* BEGIN *

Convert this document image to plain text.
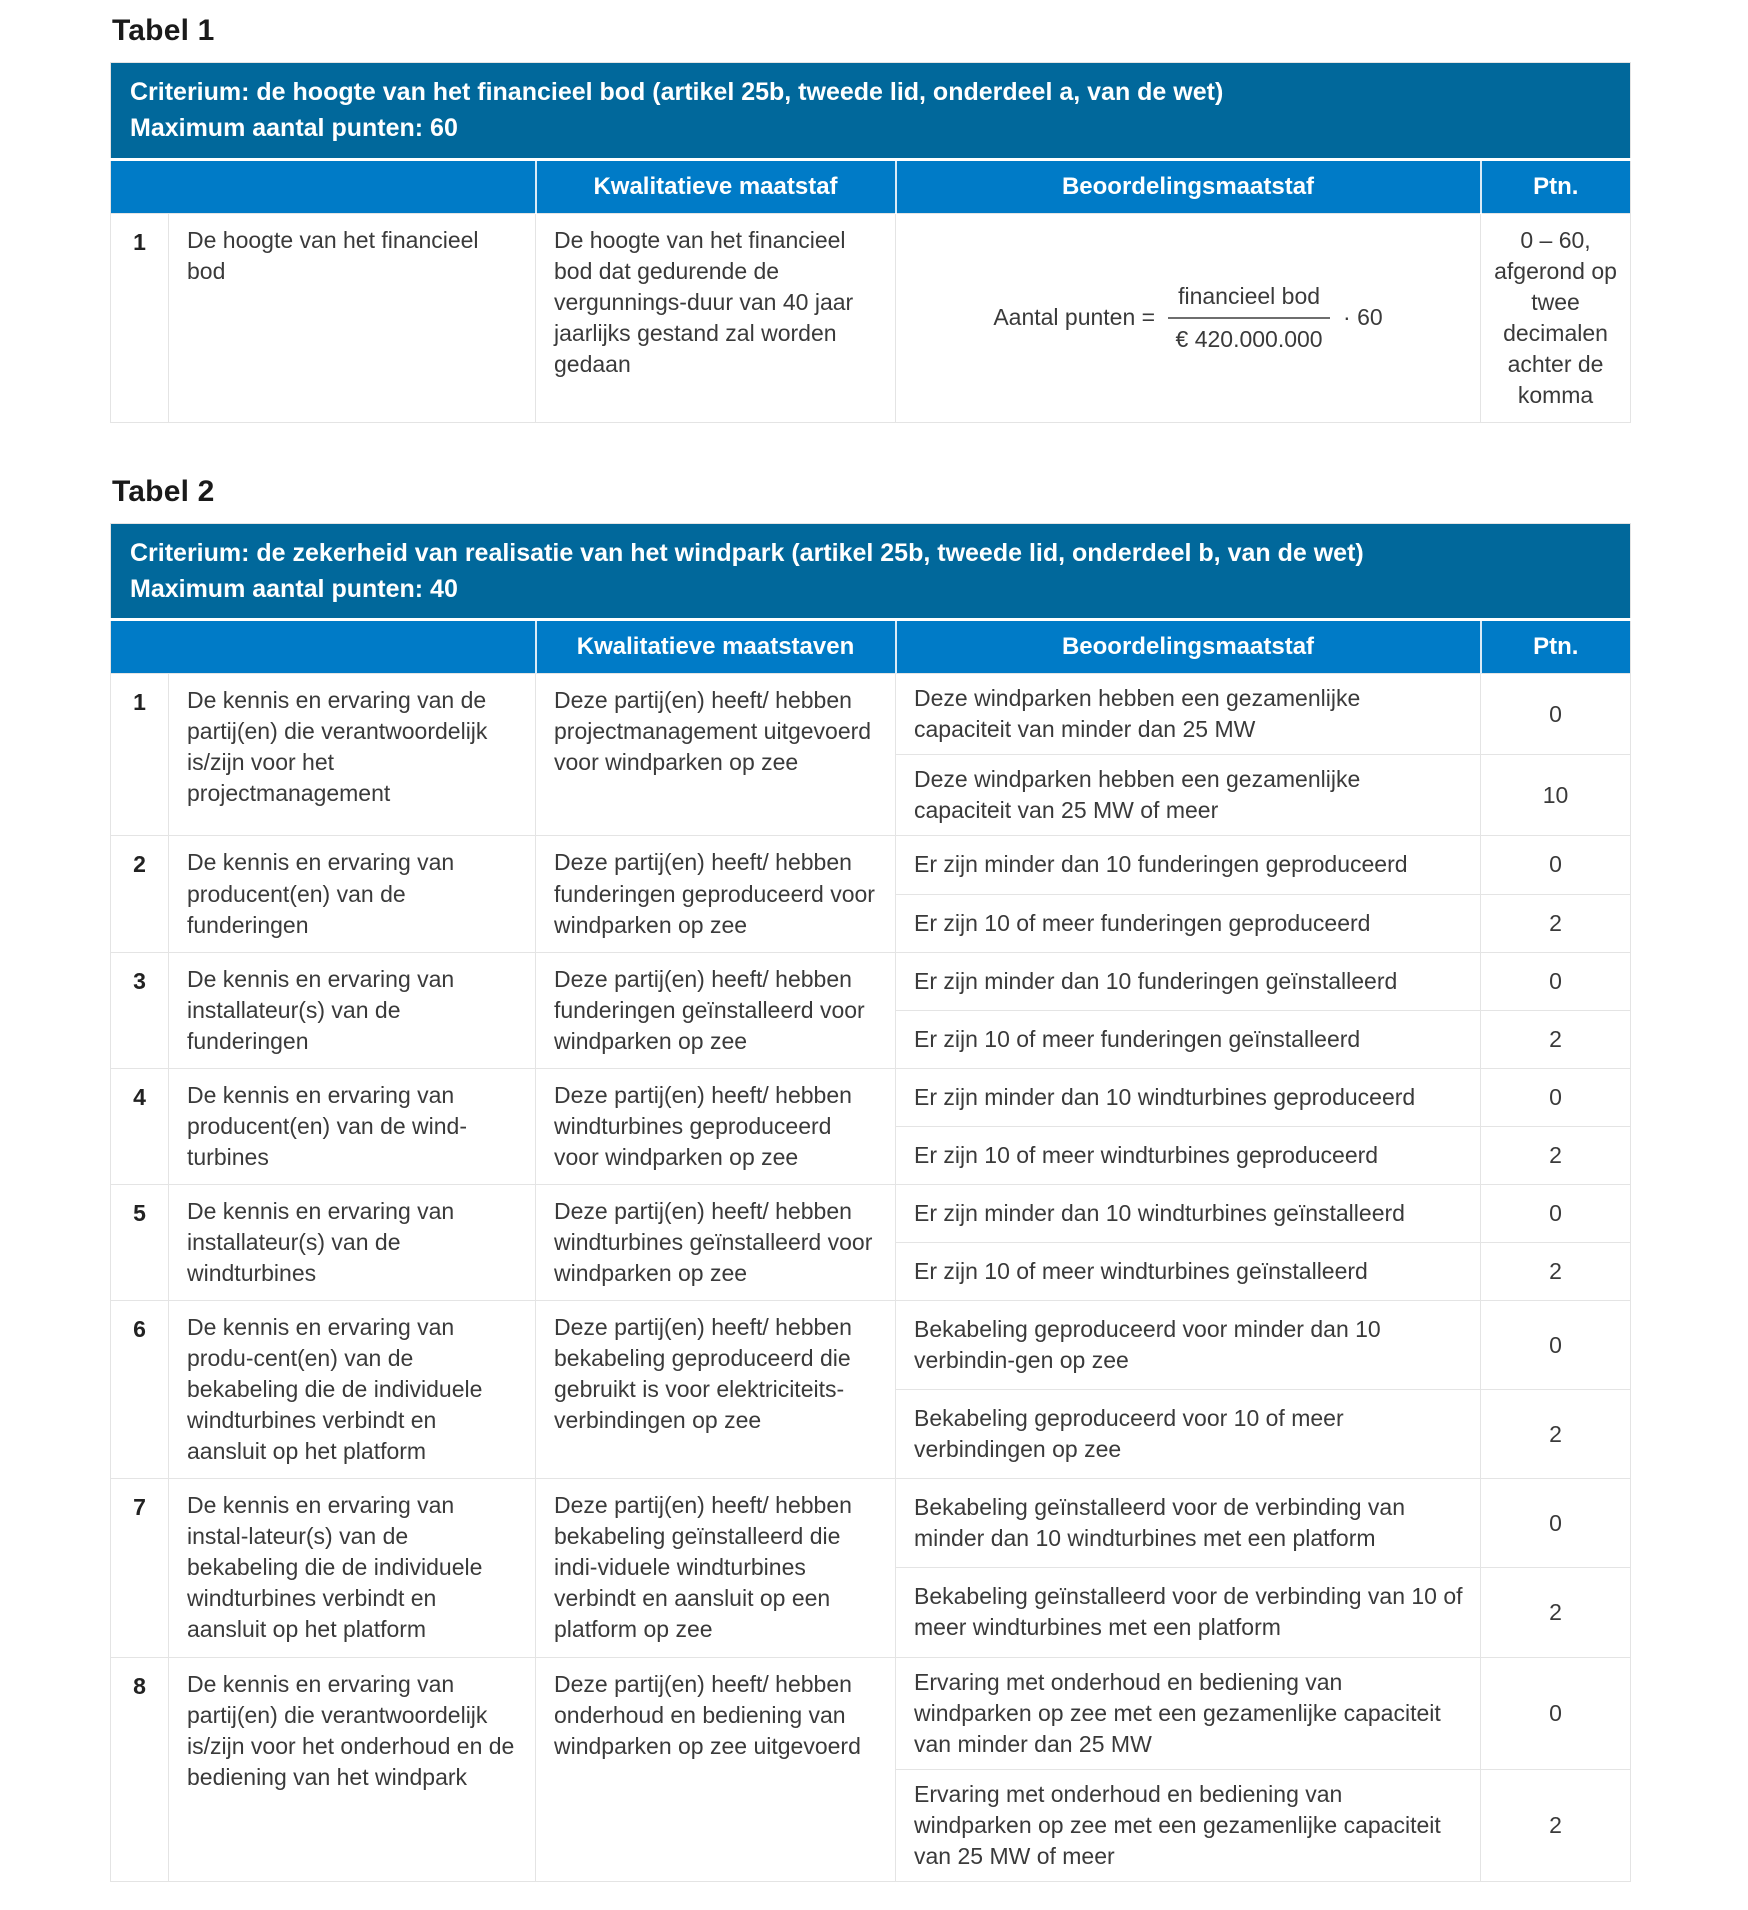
Tabel 1
Criterium: de hoogte van het financieel bod (artikel 25b, tweede lid, onderdeel a, van de wet)
Maximum aantal punten: 60				

		Kwalitatieve maatstaf	Beoordelingsmaatstaf	Ptn.
1	De hoogte van het financieel bod	De hoogte van het financieel bod dat gedurende de vergunnings-duur van 40 jaar jaarlijks gestand zal worden gedaan	Aantal punten = $\frac{\text{financieel bod}}{€ 420.000.000} \cdot 60$	0 – 60, afgerond op twee decimalen achter de komma
Tabel 2
Criterium: de zekerheid van realisatie van het windpark (artikel 25b, tweede lid, onderdeel b, van de wet)
Maximum aantal punten: 40				

		Kwalitatieve maatstaven	Beoordelingsmaatstaf	Ptn.
1	De kennis en ervaring van de partij(en) die verantwoordelijk is/zijn voor het projectmanagement	Deze partij(en) heeft/ hebben projectmanagement uitgevoerd voor windparken op zee	Deze windparken hebben een gezamenlijke capaciteit van minder dan 25 MW	0
			Deze windparken hebben een gezamenlijke capaciteit van 25 MW of meer	10
2	De kennis en ervaring van producent(en) van de funderingen	Deze partij(en) heeft/ hebben funderingen geproduceerd voor windparken op zee	Er zijn minder dan 10 funderingen geproduceerd	0
			Er zijn 10 of meer funderingen geproduceerd	2
3	De kennis en ervaring van installateur(s) van de funderingen	Deze partij(en) heeft/ hebben funderingen geïnstalleerd voor windparken op zee	Er zijn minder dan 10 funderingen geïnstalleerd	0
			Er zijn 10 of meer funderingen geïnstalleerd	2
4	De kennis en ervaring van producent(en) van de wind-turbines	Deze partij(en) heeft/ hebben windturbines geproduceerd voor windparken op zee	Er zijn minder dan 10 windturbines geproduceerd	0
			Er zijn 10 of meer windturbines geproduceerd	2
5	De kennis en ervaring van installateur(s) van de windturbines	Deze partij(en) heeft/ hebben windturbines geïnstalleerd voor windparken op zee	Er zijn minder dan 10 windturbines geïnstalleerd	0
			Er zijn 10 of meer windturbines geïnstalleerd	2
6	De kennis en ervaring van produ-cent(en) van de bekabeling die de individuele windturbines verbindt en aansluit op het platform	Deze partij(en) heeft/ hebben bekabeling geproduceerd die gebruikt is voor elektriciteits-verbindingen op zee	Bekabeling geproduceerd voor minder dan 10 verbindin-gen op zee	0
			Bekabeling geproduceerd voor 10 of meer verbindingen op zee	2
7	De kennis en ervaring van instal-lateur(s) van de bekabeling die de individuele windturbines verbindt en aansluit op het platform	Deze partij(en) heeft/ hebben bekabeling geïnstalleerd die indi-viduele windturbines verbindt en aansluit op een platform op zee	Bekabeling geïnstalleerd voor de verbinding van minder dan 10 windturbines met een platform	0
			Bekabeling geïnstalleerd voor de verbinding van 10 of meer windturbines met een platform	2
8	De kennis en ervaring van partij(en) die verantwoordelijk is/zijn voor het onderhoud en de bediening van het windpark	Deze partij(en) heeft/ hebben onderhoud en bediening van windparken op zee uitgevoerd	Ervaring met onderhoud en bediening van windparken op zee met een gezamenlijke capaciteit van minder dan 25 MW	0
			Ervaring met onderhoud en bediening van windparken op zee met een gezamenlijke capaciteit van 25 MW of meer	2
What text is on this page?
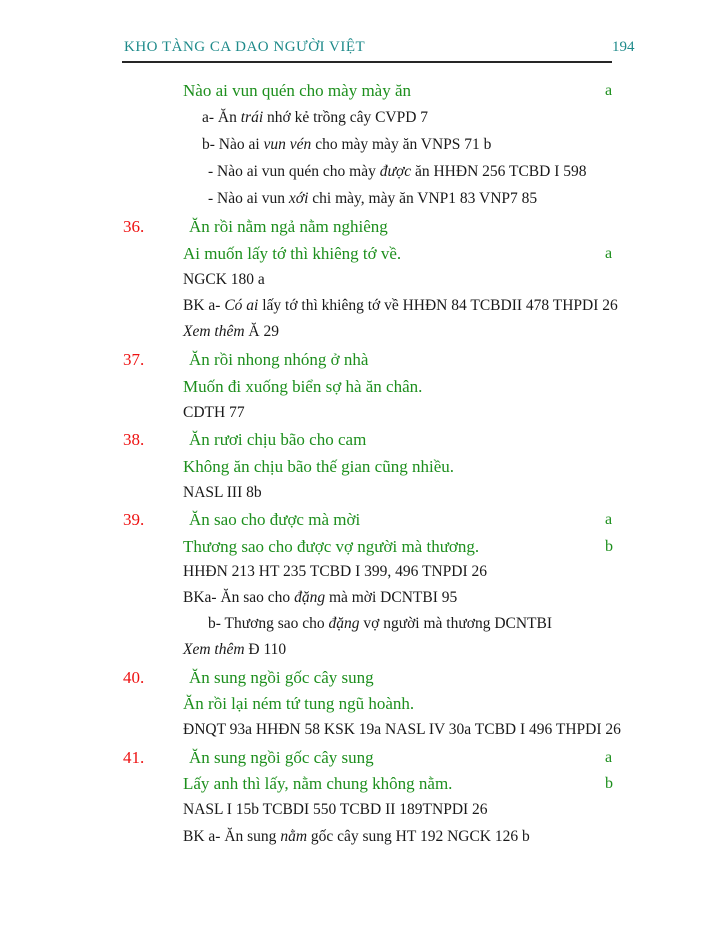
KHO TÀNG CA DAO NGƯỜI VIỆT	194
Nào ai vun quén cho mày mày ăn	a
a- Ăn trái nhớ kẻ trồng cây CVPD 7
b- Nào ai vun vén cho mày mày ăn VNPS 71 b
- Nào ai vun quén cho mày được ăn HHĐN 256 TCBD I 598
- Nào ai vun xới chi mày, mày ăn VNP1 83 VNP7 85
36.	Ăn rồi nằm ngả nằm nghiêng
Ai muốn lấy tớ thì khiêng tớ về.	a
NGCK 180 a
BK a- Có ai lấy tớ thì khiêng tớ về HHĐN 84 TCBDII 478 THPDI 26
Xem thêm Ă 29
37.	Ăn rồi nhong nhóng ở nhà
Muốn đi xuống biển sợ hà ăn chân.
CDTH 77
38.	Ăn rươi chịu bão cho cam
Không ăn chịu bão thế gian cũng nhiều.
NASL III 8b
39.	Ăn sao cho được mà mời	a
Thương sao cho được vợ người mà thương.	b
HHĐN 213 HT 235 TCBD I 399, 496 TNPDI 26
BKa- Ăn sao cho đặng mà mời DCNTBI 95
b- Thương sao cho đặng vợ người mà thương DCNTBI
Xem thêm Đ 110
40.	Ăn sung ngồi gốc cây sung
Ăn rồi lại ném tứ tung ngũ hoành.
ĐNQT 93a HHĐN 58 KSK 19a NASL IV 30a TCBD I 496 THPDI 26
41.	Ăn sung ngồi gốc cây sung	a
Lấy anh thì lấy, nằm chung không nằm.	b
NASL I 15b TCBDI 550 TCBD II 189TNPDI 26
BK a- Ăn sung nằm gốc cây sung HT 192 NGCK 126 b
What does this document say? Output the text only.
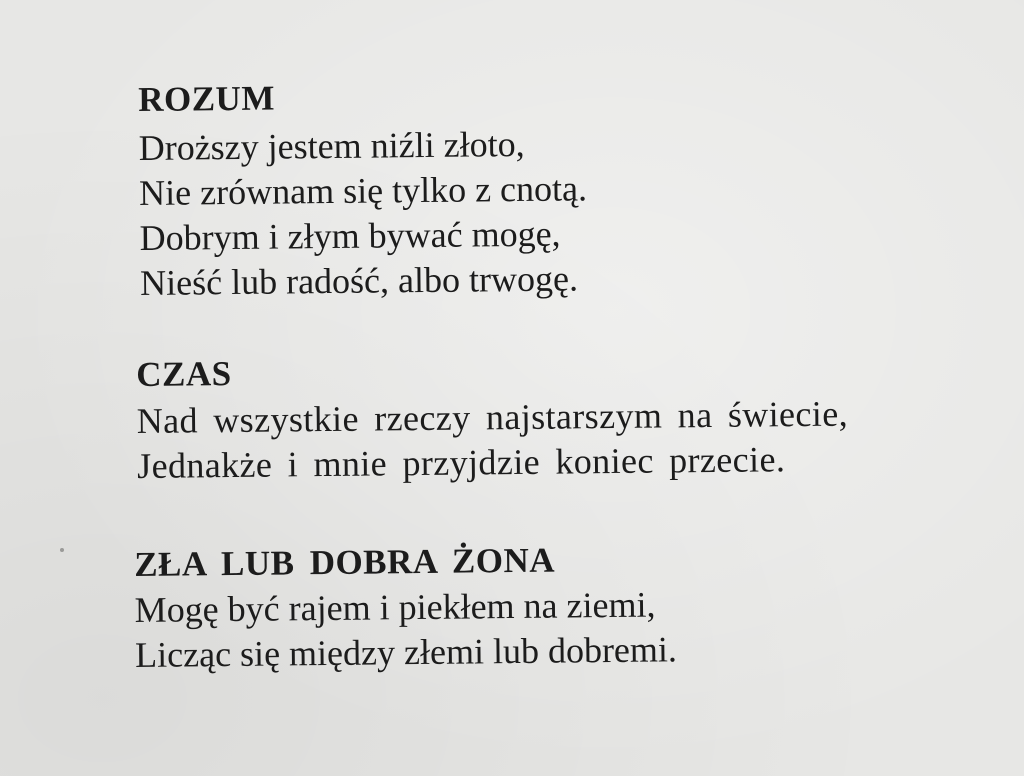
ROZUM

Droższy jestem niźli złoto,

Nie zrównam się tylko z cnotą.

Dobrym i złym bywać mogę,

Nieść lub radość, albo trwogę.

CZAS

Nad wszystkie rzeczy najstarszym na świecie,

Jednakże i mnie przyjdzie koniec przecie.

ZŁA LUB DOBRA ŻONA

Mogę być rajem i piekłem na ziemi,

Licząc się między złemi lub dobremi.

* END *

◆ EXERCISE DETAILS ◆
Return the material word for word. Pictures are not part of the copy.

◆ PROBLEM SOLUTION ◆
Convert this document image to plain text.
Tabel 1
Criterium: de hoogte van het financieel bod (artikel 25b, tweede lid, onderdeel a, van de wet)
Maximum aantal punten: 60				

		Kwalitatieve maatstaf	Beoordelingsmaatstaf	Ptn.
1	De hoogte van het financieel bod	De hoogte van het financieel bod dat gedurende de vergunnings-duur van 40 jaar jaarlijks gestand zal worden gedaan	Aantal punten = $\frac{\text{financieel bod}}{€ 420.000.000} \cdot 60$	0 – 60, afgerond op twee decimalen achter de komma
Tabel 2
Criterium: de zekerheid van realisatie van het windpark (artikel 25b, tweede lid, onderdeel b, van de wet)
Maximum aantal punten: 40				

		Kwalitatieve maatstaven	Beoordelingsmaatstaf	Ptn.
1	De kennis en ervaring van de partij(en) die verantwoordelijk is/zijn voor het projectmanagement	Deze partij(en) heeft/ hebben projectmanagement uitgevoerd voor windparken op zee	Deze windparken hebben een gezamenlijke capaciteit van minder dan 25 MW	0
			Deze windparken hebben een gezamenlijke capaciteit van 25 MW of meer	10
2	De kennis en ervaring van producent(en) van de funderingen	Deze partij(en) heeft/ hebben funderingen geproduceerd voor windparken op zee	Er zijn minder dan 10 funderingen geproduceerd	0
			Er zijn 10 of meer funderingen geproduceerd	2
3	De kennis en ervaring van installateur(s) van de funderingen	Deze partij(en) heeft/ hebben funderingen geïnstalleerd voor windparken op zee	Er zijn minder dan 10 funderingen geïnstalleerd	0
			Er zijn 10 of meer funderingen geïnstalleerd	2
4	De kennis en ervaring van producent(en) van de wind-turbines	Deze partij(en) heeft/ hebben windturbines geproduceerd voor windparken op zee	Er zijn minder dan 10 windturbines geproduceerd	0
			Er zijn 10 of meer windturbines geproduceerd	2
5	De kennis en ervaring van installateur(s) van de windturbines	Deze partij(en) heeft/ hebben windturbines geïnstalleerd voor windparken op zee	Er zijn minder dan 10 windturbines geïnstalleerd	0
			Er zijn 10 of meer windturbines geïnstalleerd	2
6	De kennis en ervaring van produ-cent(en) van de bekabeling die de individuele windturbines verbindt en aansluit op het platform	Deze partij(en) heeft/ hebben bekabeling geproduceerd die gebruikt is voor elektriciteits-verbindingen op zee	Bekabeling geproduceerd voor minder dan 10 verbindin-gen op zee	0
			Bekabeling geproduceerd voor 10 of meer verbindingen op zee	2
7	De kennis en ervaring van instal-lateur(s) van de bekabeling die de individuele windturbines verbindt en aansluit op het platform	Deze partij(en) heeft/ hebben bekabeling geïnstalleerd die indi-viduele windturbines verbindt en aansluit op een platform op zee	Bekabeling geïnstalleerd voor de verbinding van minder dan 10 windturbines met een platform	0
			Bekabeling geïnstalleerd voor de verbinding van 10 of meer windturbines met een platform	2
8	De kennis en ervaring van partij(en) die verantwoordelijk is/zijn voor het onderhoud en de bediening van het windpark	Deze partij(en) heeft/ hebben onderhoud en bediening van windparken op zee uitgevoerd	Ervaring met onderhoud en bediening van windparken op zee met een gezamenlijke capaciteit van minder dan 25 MW	0
			Ervaring met onderhoud en bediening van windparken op zee met een gezamenlijke capaciteit van 25 MW of meer	2
What text is on this page?
KHO TÀNG CA DAO NGƯỜI VIỆT	194
Nào ai vun quén cho mày mày ăn	a
a- Ăn trái nhớ kẻ trồng cây CVPD 7
b- Nào ai vun vén cho mày mày ăn VNPS 71 b
- Nào ai vun quén cho mày được ăn HHĐN 256 TCBD I 598
- Nào ai vun xới chi mày, mày ăn VNP1 83 VNP7 85
36.	Ăn rồi nằm ngả nằm nghiêng
Ai muốn lấy tớ thì khiêng tớ về.	a
NGCK 180 a
BK a- Có ai lấy tớ thì khiêng tớ về HHĐN 84 TCBDII 478 THPDI 26
Xem thêm Ă 29
37.	Ăn rồi nhong nhóng ở nhà
Muốn đi xuống biển sợ hà ăn chân.
CDTH 77
38.	Ăn rươi chịu bão cho cam
Không ăn chịu bão thế gian cũng nhiều.
NASL III 8b
39.	Ăn sao cho được mà mời	a
Thương sao cho được vợ người mà thương.	b
HHĐN 213 HT 235 TCBD I 399, 496 TNPDI 26
BKa- Ăn sao cho đặng mà mời DCNTBI 95
b- Thương sao cho đặng vợ người mà thương DCNTBI
Xem thêm Đ 110
40.	Ăn sung ngồi gốc cây sung
Ăn rồi lại ném tứ tung ngũ hoành.
ĐNQT 93a HHĐN 58 KSK 19a NASL IV 30a TCBD I 496 THPDI 26
41.	Ăn sung ngồi gốc cây sung	a
Lấy anh thì lấy, nằm chung không nằm.	b
NASL I 15b TCBDI 550 TCBD II 189TNPDI 26
BK a- Ăn sung nằm gốc cây sung HT 192 NGCK 126 b
What does this document say? Output the text only.
ROZUM

Droższy jestem niźli złoto,

Nie zrównam się tylko z cnotą.

Dobrym i złym bywać mogę,

Nieść lub radość, albo trwogę.

CZAS

Nad wszystkie rzeczy najstarszym na świecie,

Jednakże i mnie przyjdzie koniec przecie.

ZŁA LUB DOBRA ŻONA

Mogę być rajem i piekłem na ziemi,

Licząc się między złemi lub dobremi.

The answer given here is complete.